> [What this task involves] Write out the full set of records exactly. Any pictures in them do not belong in the copy.

Collected data entries:
※ ※ ※

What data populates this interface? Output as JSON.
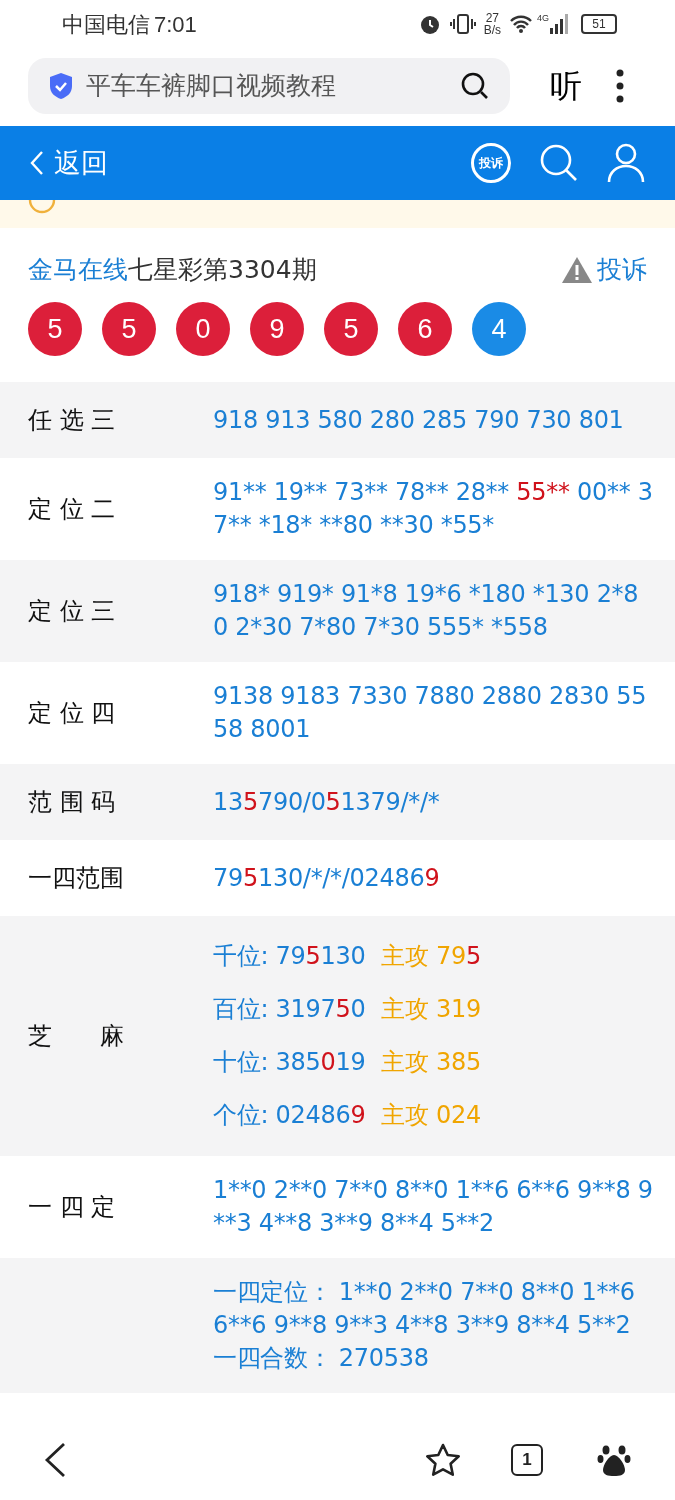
{
  "status_bar": {
    "carrier": "中国电信",
    "time": "7:01",
    "speed": "27",
    "speed_unit": "B/s",
    "network": "4G",
    "battery": "51"
  },
  "browser": {
    "search_text": "平车车裤脚口视频教程",
    "listen": "听"
  },
  "header": {
    "back": "返回",
    "complain_badge": "投诉"
  },
  "title": {
    "source": "金马在线",
    "issue": "七星彩第3304期",
    "complain": "投诉"
  },
  "balls": [
    {
      "number": "5",
      "color": "#dc1f3a"
    },
    {
      "number": "5",
      "color": "#dc1f3a"
    },
    {
      "number": "0",
      "color": "#dc1f3a"
    },
    {
      "number": "9",
      "color": "#dc1f3a"
    },
    {
      "number": "5",
      "color": "#dc1f3a"
    },
    {
      "number": "6",
      "color": "#dc1f3a"
    },
    {
      "number": "4",
      "color": "#1a8be6"
    }
  ],
  "rows": [
    {
      "label": "任 选 三",
      "lines": [
        [
          {
            "text": "918 913 580 280 285 790 730 801",
            "color": "#1a7fd4"
          }
        ]
      ]
    },
    {
      "label": "定 位 二",
      "lines": [
        [
          {
            "text": "91** 19** 73** 78** 28** ",
            "color": "#1a7fd4"
          },
          {
            "text": "55**",
            "color": "#d0121b"
          },
          {
            "text": " 00** 37** *18* **80 **30 *55*",
            "color": "#1a7fd4"
          }
        ]
      ]
    },
    {
      "label": "定 位 三",
      "lines": [
        [
          {
            "text": "918* 919* 91*8 19*6 *180 *130 2*80 2*30 7*80 7*30 555* *558",
            "color": "#1a7fd4"
          }
        ]
      ]
    },
    {
      "label": "定 位 四",
      "lines": [
        [
          {
            "text": "9138 9183 7330 7880 2880 2830 5558 8001",
            "color": "#1a7fd4"
          }
        ]
      ]
    },
    {
      "label": "范 围 码",
      "lines": [
        [
          {
            "text": "13",
            "color": "#1a7fd4"
          },
          {
            "text": "5",
            "color": "#d0121b"
          },
          {
            "text": "790/0",
            "color": "#1a7fd4"
          },
          {
            "text": "5",
            "color": "#d0121b"
          },
          {
            "text": "1379/*/*",
            "color": "#1a7fd4"
          }
        ]
      ]
    },
    {
      "label": "一四范围",
      "lines": [
        [
          {
            "text": "79",
            "color": "#1a7fd4"
          },
          {
            "text": "5",
            "color": "#d0121b"
          },
          {
            "text": "130/*/*/02486",
            "color": "#1a7fd4"
          },
          {
            "text": "9",
            "color": "#d0121b"
          }
        ]
      ]
    },
    {
      "label": "芝　　麻",
      "lines": [
        [
          {
            "text": "千位: 79",
            "color": "#1a7fd4"
          },
          {
            "text": "5",
            "color": "#d0121b"
          },
          {
            "text": "130",
            "color": "#1a7fd4"
          },
          {
            "text": "主攻 79",
            "color": "#f0a500"
          },
          {
            "text": "5",
            "color": "#d0121b"
          }
        ],
        [
          {
            "text": "百位: 3197",
            "color": "#1a7fd4"
          },
          {
            "text": "5",
            "color": "#d0121b"
          },
          {
            "text": "0",
            "color": "#1a7fd4"
          },
          {
            "text": "主攻 319",
            "color": "#f0a500"
          }
        ],
        [
          {
            "text": "十位: 385",
            "color": "#1a7fd4"
          },
          {
            "text": "0",
            "color": "#d0121b"
          },
          {
            "text": "19",
            "color": "#1a7fd4"
          },
          {
            "text": "主攻 385",
            "color": "#f0a500"
          }
        ],
        [
          {
            "text": "个位: 02486",
            "color": "#1a7fd4"
          },
          {
            "text": "9",
            "color": "#d0121b"
          },
          {
            "text": "主攻 024",
            "color": "#f0a500"
          }
        ]
      ]
    },
    {
      "label": "一 四 定",
      "lines": [
        [
          {
            "text": "1**0 2**0 7**0 8**0 1**6 6**6 9**8 9**3 4**8 3**9 8**4 5**2",
            "color": "#1a7fd4"
          }
        ]
      ]
    },
    {
      "lines": [
        [
          {
            "text": "一四定位：  1**0 2**0 7**0 8**0 1**6 6**6 9**8 9**3 4**8 3**9 8**4 5**2",
            "color": "#1a7fd4"
          }
        ],
        [
          {
            "text": "一四合数：  270538",
            "color": "#1a7fd4"
          }
        ]
      ]
    }
  ],
  "bottom_nav": {
    "tab_count": "1"
  }
}
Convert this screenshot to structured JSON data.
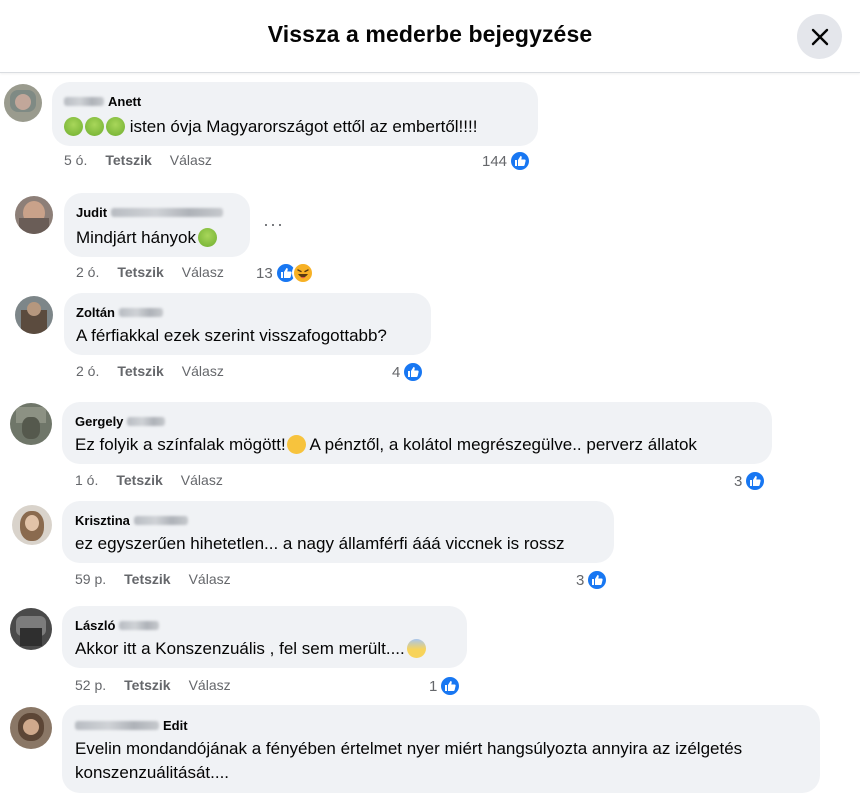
{
  "dialog": {
    "title": "Vissza a mederbe bejegyzése"
  },
  "comments": [
    {
      "name": "Anett",
      "text": "isten óvja Magyarországot ettől az embertől!!!!",
      "time": "5 ó.",
      "like_label": "Tetszik",
      "reply_label": "Válasz",
      "reaction_count": "144",
      "reactions": [
        "like"
      ]
    },
    {
      "name": "Judit",
      "text": "Mindjárt hányok",
      "time": "2 ó.",
      "like_label": "Tetszik",
      "reply_label": "Válasz",
      "reaction_count": "13",
      "reactions": [
        "like",
        "haha"
      ]
    },
    {
      "name": "Zoltán",
      "text": "A férfiakkal ezek szerint visszafogottabb?",
      "time": "2 ó.",
      "like_label": "Tetszik",
      "reply_label": "Válasz",
      "reaction_count": "4",
      "reactions": [
        "like"
      ]
    },
    {
      "name": "Gergely",
      "text_part1": "Ez folyik a színfalak mögött!",
      "text_part2": " A pénztől, a kolátol megrészegülve.. perverz állatok",
      "time": "1 ó.",
      "like_label": "Tetszik",
      "reply_label": "Válasz",
      "reaction_count": "3",
      "reactions": [
        "like"
      ]
    },
    {
      "name": "Krisztina",
      "text": "ez egyszerűen hihetetlen... a nagy államférfi ááá viccnek is rossz",
      "time": "59 p.",
      "like_label": "Tetszik",
      "reply_label": "Válasz",
      "reaction_count": "3",
      "reactions": [
        "like"
      ]
    },
    {
      "name": "László",
      "text": "Akkor itt a Konszenzuális , fel sem merült....",
      "time": "52 p.",
      "like_label": "Tetszik",
      "reply_label": "Válasz",
      "reaction_count": "1",
      "reactions": [
        "like"
      ]
    },
    {
      "name": "Edit",
      "text_line1": "Evelin mondandójának a fényében értelmet nyer miért hangsúlyozta annyira az izélgetés",
      "text_line2": "konszenzuálitását...."
    }
  ],
  "icons": {
    "close": "close-icon",
    "like": "thumbs-up-icon",
    "haha": "laughing-face-icon",
    "more": "more-options-icon"
  },
  "colors": {
    "accent": "#1877f2",
    "bubble": "#f0f2f5",
    "secondary_text": "#65676b",
    "nauseated_emoji": "#7fba3b"
  }
}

※ ※ ※

> [Solution for this exercise]
What data populates this interface? Output as JSON.
{
  "status_bar": {
    "carrier": "中国电信",
    "time": "7:01",
    "speed": "27",
    "speed_unit": "B/s",
    "network": "4G",
    "battery": "51"
  },
  "browser": {
    "search_text": "平车车裤脚口视频教程",
    "listen": "听"
  },
  "header": {
    "back": "返回",
    "complain_badge": "投诉"
  },
  "title": {
    "source": "金马在线",
    "issue": "七星彩第3304期",
    "complain": "投诉"
  },
  "balls": [
    {
      "number": "5",
      "color": "#dc1f3a"
    },
    {
      "number": "5",
      "color": "#dc1f3a"
    },
    {
      "number": "0",
      "color": "#dc1f3a"
    },
    {
      "number": "9",
      "color": "#dc1f3a"
    },
    {
      "number": "5",
      "color": "#dc1f3a"
    },
    {
      "number": "6",
      "color": "#dc1f3a"
    },
    {
      "number": "4",
      "color": "#1a8be6"
    }
  ],
  "rows": [
    {
      "label": "任 选 三",
      "lines": [
        [
          {
            "text": "918 913 580 280 285 790 730 801",
            "color": "#1a7fd4"
          }
        ]
      ]
    },
    {
      "label": "定 位 二",
      "lines": [
        [
          {
            "text": "91** 19** 73** 78** 28** ",
            "color": "#1a7fd4"
          },
          {
            "text": "55**",
            "color": "#d0121b"
          },
          {
            "text": " 00** 37** *18* **80 **30 *55*",
            "color": "#1a7fd4"
          }
        ]
      ]
    },
    {
      "label": "定 位 三",
      "lines": [
        [
          {
            "text": "918* 919* 91*8 19*6 *180 *130 2*80 2*30 7*80 7*30 555* *558",
            "color": "#1a7fd4"
          }
        ]
      ]
    },
    {
      "label": "定 位 四",
      "lines": [
        [
          {
            "text": "9138 9183 7330 7880 2880 2830 5558 8001",
            "color": "#1a7fd4"
          }
        ]
      ]
    },
    {
      "label": "范 围 码",
      "lines": [
        [
          {
            "text": "13",
            "color": "#1a7fd4"
          },
          {
            "text": "5",
            "color": "#d0121b"
          },
          {
            "text": "790/0",
            "color": "#1a7fd4"
          },
          {
            "text": "5",
            "color": "#d0121b"
          },
          {
            "text": "1379/*/*",
            "color": "#1a7fd4"
          }
        ]
      ]
    },
    {
      "label": "一四范围",
      "lines": [
        [
          {
            "text": "79",
            "color": "#1a7fd4"
          },
          {
            "text": "5",
            "color": "#d0121b"
          },
          {
            "text": "130/*/*/02486",
            "color": "#1a7fd4"
          },
          {
            "text": "9",
            "color": "#d0121b"
          }
        ]
      ]
    },
    {
      "label": "芝　　麻",
      "lines": [
        [
          {
            "text": "千位: 79",
            "color": "#1a7fd4"
          },
          {
            "text": "5",
            "color": "#d0121b"
          },
          {
            "text": "130",
            "color": "#1a7fd4"
          },
          {
            "text": "主攻 79",
            "color": "#f0a500"
          },
          {
            "text": "5",
            "color": "#d0121b"
          }
        ],
        [
          {
            "text": "百位: 3197",
            "color": "#1a7fd4"
          },
          {
            "text": "5",
            "color": "#d0121b"
          },
          {
            "text": "0",
            "color": "#1a7fd4"
          },
          {
            "text": "主攻 319",
            "color": "#f0a500"
          }
        ],
        [
          {
            "text": "十位: 385",
            "color": "#1a7fd4"
          },
          {
            "text": "0",
            "color": "#d0121b"
          },
          {
            "text": "19",
            "color": "#1a7fd4"
          },
          {
            "text": "主攻 385",
            "color": "#f0a500"
          }
        ],
        [
          {
            "text": "个位: 02486",
            "color": "#1a7fd4"
          },
          {
            "text": "9",
            "color": "#d0121b"
          },
          {
            "text": "主攻 024",
            "color": "#f0a500"
          }
        ]
      ]
    },
    {
      "label": "一 四 定",
      "lines": [
        [
          {
            "text": "1**0 2**0 7**0 8**0 1**6 6**6 9**8 9**3 4**8 3**9 8**4 5**2",
            "color": "#1a7fd4"
          }
        ]
      ]
    },
    {
      "lines": [
        [
          {
            "text": "一四定位：  1**0 2**0 7**0 8**0 1**6 6**6 9**8 9**3 4**8 3**9 8**4 5**2",
            "color": "#1a7fd4"
          }
        ],
        [
          {
            "text": "一四合数：  270538",
            "color": "#1a7fd4"
          }
        ]
      ]
    }
  ],
  "bottom_nav": {
    "tab_count": "1"
  }
}
Convert this screenshot to structured JSON data.
{
  "dialog": {
    "title": "Vissza a mederbe bejegyzése"
  },
  "comments": [
    {
      "name": "Anett",
      "text": "isten óvja Magyarországot ettől az embertől!!!!",
      "time": "5 ó.",
      "like_label": "Tetszik",
      "reply_label": "Válasz",
      "reaction_count": "144",
      "reactions": [
        "like"
      ]
    },
    {
      "name": "Judit",
      "text": "Mindjárt hányok",
      "time": "2 ó.",
      "like_label": "Tetszik",
      "reply_label": "Válasz",
      "reaction_count": "13",
      "reactions": [
        "like",
        "haha"
      ]
    },
    {
      "name": "Zoltán",
      "text": "A férfiakkal ezek szerint visszafogottabb?",
      "time": "2 ó.",
      "like_label": "Tetszik",
      "reply_label": "Válasz",
      "reaction_count": "4",
      "reactions": [
        "like"
      ]
    },
    {
      "name": "Gergely",
      "text_part1": "Ez folyik a színfalak mögött!",
      "text_part2": " A pénztől, a kolátol megrészegülve.. perverz állatok",
      "time": "1 ó.",
      "like_label": "Tetszik",
      "reply_label": "Válasz",
      "reaction_count": "3",
      "reactions": [
        "like"
      ]
    },
    {
      "name": "Krisztina",
      "text": "ez egyszerűen hihetetlen... a nagy államférfi ááá viccnek is rossz",
      "time": "59 p.",
      "like_label": "Tetszik",
      "reply_label": "Válasz",
      "reaction_count": "3",
      "reactions": [
        "like"
      ]
    },
    {
      "name": "László",
      "text": "Akkor itt a Konszenzuális , fel sem merült....",
      "time": "52 p.",
      "like_label": "Tetszik",
      "reply_label": "Válasz",
      "reaction_count": "1",
      "reactions": [
        "like"
      ]
    },
    {
      "name": "Edit",
      "text_line1": "Evelin mondandójának a fényében értelmet nyer miért hangsúlyozta annyira az izélgetés",
      "text_line2": "konszenzuálitását...."
    }
  ],
  "icons": {
    "close": "close-icon",
    "like": "thumbs-up-icon",
    "haha": "laughing-face-icon",
    "more": "more-options-icon"
  },
  "colors": {
    "accent": "#1877f2",
    "bubble": "#f0f2f5",
    "secondary_text": "#65676b",
    "nauseated_emoji": "#7fba3b"
  }
}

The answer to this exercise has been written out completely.